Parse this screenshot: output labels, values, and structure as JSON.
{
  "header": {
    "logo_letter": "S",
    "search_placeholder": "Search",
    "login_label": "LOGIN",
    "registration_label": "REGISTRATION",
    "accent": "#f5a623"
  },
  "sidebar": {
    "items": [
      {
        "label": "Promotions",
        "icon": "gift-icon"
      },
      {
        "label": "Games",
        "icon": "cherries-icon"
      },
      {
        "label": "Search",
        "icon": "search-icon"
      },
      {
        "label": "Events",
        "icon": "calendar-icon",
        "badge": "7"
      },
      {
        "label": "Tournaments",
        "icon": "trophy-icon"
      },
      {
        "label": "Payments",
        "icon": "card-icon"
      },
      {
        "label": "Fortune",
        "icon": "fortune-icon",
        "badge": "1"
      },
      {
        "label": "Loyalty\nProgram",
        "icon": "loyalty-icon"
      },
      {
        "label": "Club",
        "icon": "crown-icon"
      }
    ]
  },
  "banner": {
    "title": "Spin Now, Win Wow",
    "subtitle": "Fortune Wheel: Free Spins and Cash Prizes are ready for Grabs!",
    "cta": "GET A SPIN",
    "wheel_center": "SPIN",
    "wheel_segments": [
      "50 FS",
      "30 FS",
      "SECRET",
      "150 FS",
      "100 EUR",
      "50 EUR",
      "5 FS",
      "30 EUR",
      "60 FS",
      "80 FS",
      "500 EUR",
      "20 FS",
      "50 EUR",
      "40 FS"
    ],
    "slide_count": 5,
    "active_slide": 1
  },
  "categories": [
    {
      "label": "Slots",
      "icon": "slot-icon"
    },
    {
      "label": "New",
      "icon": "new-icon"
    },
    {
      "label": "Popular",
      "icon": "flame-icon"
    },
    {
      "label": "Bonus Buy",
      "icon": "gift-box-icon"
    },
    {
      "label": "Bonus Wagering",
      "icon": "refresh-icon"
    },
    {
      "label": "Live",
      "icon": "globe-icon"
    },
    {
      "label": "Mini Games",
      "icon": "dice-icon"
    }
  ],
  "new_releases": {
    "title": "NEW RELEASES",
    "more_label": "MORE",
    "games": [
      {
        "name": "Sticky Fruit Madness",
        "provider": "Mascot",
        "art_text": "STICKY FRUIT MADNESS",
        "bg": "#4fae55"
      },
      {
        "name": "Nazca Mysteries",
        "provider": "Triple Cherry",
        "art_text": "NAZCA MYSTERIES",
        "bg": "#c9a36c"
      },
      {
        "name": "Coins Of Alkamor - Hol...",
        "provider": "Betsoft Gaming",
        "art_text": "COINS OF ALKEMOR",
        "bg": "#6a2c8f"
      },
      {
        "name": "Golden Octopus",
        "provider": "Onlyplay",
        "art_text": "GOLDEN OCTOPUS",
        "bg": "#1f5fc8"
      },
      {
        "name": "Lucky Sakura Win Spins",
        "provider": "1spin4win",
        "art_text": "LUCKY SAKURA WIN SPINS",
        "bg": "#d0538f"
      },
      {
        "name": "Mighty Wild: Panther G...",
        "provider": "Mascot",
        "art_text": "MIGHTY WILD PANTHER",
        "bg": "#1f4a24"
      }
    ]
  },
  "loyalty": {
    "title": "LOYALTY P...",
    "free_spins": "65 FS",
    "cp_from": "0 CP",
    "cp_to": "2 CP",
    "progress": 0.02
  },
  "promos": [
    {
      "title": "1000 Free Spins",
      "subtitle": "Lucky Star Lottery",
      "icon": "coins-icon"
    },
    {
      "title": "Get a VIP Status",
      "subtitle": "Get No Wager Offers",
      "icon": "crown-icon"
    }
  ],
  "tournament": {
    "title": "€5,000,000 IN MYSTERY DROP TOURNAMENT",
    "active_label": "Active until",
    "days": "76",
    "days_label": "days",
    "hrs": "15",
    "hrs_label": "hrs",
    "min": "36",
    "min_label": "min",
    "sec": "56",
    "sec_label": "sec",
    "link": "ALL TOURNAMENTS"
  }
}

-----

Work instructions ::
Give an exact repetition of all the material.

Worked answer ::
Parse this screenshot: output labels, values, and structure as JSON.
{
  "header": {
    "logo_letter": "S",
    "search_placeholder": "Search",
    "login_label": "LOGIN",
    "registration_label": "REGISTRATION",
    "accent": "#f5a623"
  },
  "sidebar": {
    "items": [
      {
        "label": "Promotions",
        "icon": "gift-icon"
      },
      {
        "label": "Games",
        "icon": "cherries-icon"
      },
      {
        "label": "Search",
        "icon": "search-icon"
      },
      {
        "label": "Events",
        "icon": "calendar-icon",
        "badge": "7"
      },
      {
        "label": "Tournaments",
        "icon": "trophy-icon"
      },
      {
        "label": "Payments",
        "icon": "card-icon"
      },
      {
        "label": "Fortune",
        "icon": "fortune-icon",
        "badge": "1"
      },
      {
        "label": "Loyalty\nProgram",
        "icon": "loyalty-icon"
      },
      {
        "label": "Club",
        "icon": "crown-icon"
      }
    ]
  },
  "banner": {
    "title": "Spin Now, Win Wow",
    "subtitle": "Fortune Wheel: Free Spins and Cash Prizes are ready for Grabs!",
    "cta": "GET A SPIN",
    "wheel_center": "SPIN",
    "wheel_segments": [
      "50 FS",
      "30 FS",
      "SECRET",
      "150 FS",
      "100 EUR",
      "50 EUR",
      "5 FS",
      "30 EUR",
      "60 FS",
      "80 FS",
      "500 EUR",
      "20 FS",
      "50 EUR",
      "40 FS"
    ],
    "slide_count": 5,
    "active_slide": 1
  },
  "categories": [
    {
      "label": "Slots",
      "icon": "slot-icon"
    },
    {
      "label": "New",
      "icon": "new-icon"
    },
    {
      "label": "Popular",
      "icon": "flame-icon"
    },
    {
      "label": "Bonus Buy",
      "icon": "gift-box-icon"
    },
    {
      "label": "Bonus Wagering",
      "icon": "refresh-icon"
    },
    {
      "label": "Live",
      "icon": "globe-icon"
    },
    {
      "label": "Mini Games",
      "icon": "dice-icon"
    }
  ],
  "new_releases": {
    "title": "NEW RELEASES",
    "more_label": "MORE",
    "games": [
      {
        "name": "Sticky Fruit Madness",
        "provider": "Mascot",
        "art_text": "STICKY FRUIT MADNESS",
        "bg": "#4fae55"
      },
      {
        "name": "Nazca Mysteries",
        "provider": "Triple Cherry",
        "art_text": "NAZCA MYSTERIES",
        "bg": "#c9a36c"
      },
      {
        "name": "Coins Of Alkamor - Hol...",
        "provider": "Betsoft Gaming",
        "art_text": "COINS OF ALKEMOR",
        "bg": "#6a2c8f"
      },
      {
        "name": "Golden Octopus",
        "provider": "Onlyplay",
        "art_text": "GOLDEN OCTOPUS",
        "bg": "#1f5fc8"
      },
      {
        "name": "Lucky Sakura Win Spins",
        "provider": "1spin4win",
        "art_text": "LUCKY SAKURA WIN SPINS",
        "bg": "#d0538f"
      },
      {
        "name": "Mighty Wild: Panther G...",
        "provider": "Mascot",
        "art_text": "MIGHTY WILD PANTHER",
        "bg": "#1f4a24"
      }
    ]
  },
  "loyalty": {
    "title": "LOYALTY P...",
    "free_spins": "65 FS",
    "cp_from": "0 CP",
    "cp_to": "2 CP",
    "progress": 0.02
  },
  "promos": [
    {
      "title": "1000 Free Spins",
      "subtitle": "Lucky Star Lottery",
      "icon": "coins-icon"
    },
    {
      "title": "Get a VIP Status",
      "subtitle": "Get No Wager Offers",
      "icon": "crown-icon"
    }
  ],
  "tournament": {
    "title": "€5,000,000 IN MYSTERY DROP TOURNAMENT",
    "active_label": "Active until",
    "days": "76",
    "days_label": "days",
    "hrs": "15",
    "hrs_label": "hrs",
    "min": "36",
    "min_label": "min",
    "sec": "56",
    "sec_label": "sec",
    "link": "ALL TOURNAMENTS"
  }
}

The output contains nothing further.